§ Set problem
Go through the listing below and gather every line with the word "información".

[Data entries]
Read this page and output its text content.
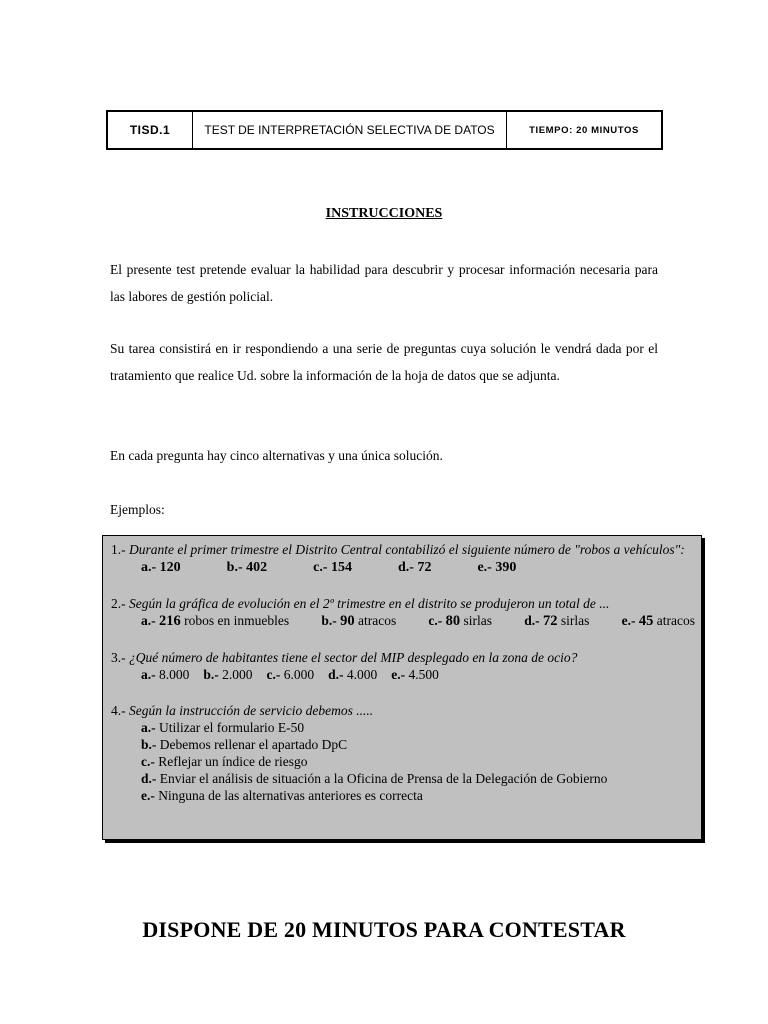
TISD.1	TEST DE INTERPRETACIÓN SELECTIVA DE DATOS	TIEMPO: 20 MINUTOS
INSTRUCCIONES

El presente test pretende evaluar la habilidad para descubrir y procesar información necesaria para las labores de gestión policial.

Su tarea consistirá en ir respondiendo a una serie de preguntas cuya solución le vendrá dada por el tratamiento que realice Ud. sobre la información de la hoja de datos que se adjunta.

En cada pregunta hay cinco alternativas y una única solución.

Ejemplos:

1.- Durante el primer trimestre el Distrito Central contabilizó el siguiente número de "robos a vehículos":
a.- 120	b.- 402	c.- 154	d.- 72	e.- 390
2.- Según la gráfica de evolución en el 2º trimestre en el distrito se produjeron un total de ...
a.- 216 robos en inmuebles b.- 90 atracos c.- 80 sirlas d.- 72 sirlas e.- 45 atracos
3.- ¿Qué número de habitantes tiene el sector del MIP desplegado en la zona de ocio?
a.- 8.000 b.- 2.000 c.- 6.000 d.- 4.000 e.- 4.500
4.- Según la instrucción de servicio debemos .....
a.- Utilizar el formulario E-50
b.- Debemos rellenar el apartado DpC
c.- Reflejar un índice de riesgo
d.- Enviar el análisis de situación a la Oficina de Prensa de la Delegación de Gobierno
e.- Ninguna de las alternativas anteriores es correcta
DISPONE DE 20 MINUTOS PARA CONTESTAR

§ Result of the task
El presente test pretende evaluar la habilidad para descubrir y procesar información necesaria para las labores de gestión policial.
Su tarea consistirá en ir respondiendo a una serie de preguntas cuya solución le vendrá dada por el tratamiento que realice Ud. sobre la información de la hoja de datos que se adjunta.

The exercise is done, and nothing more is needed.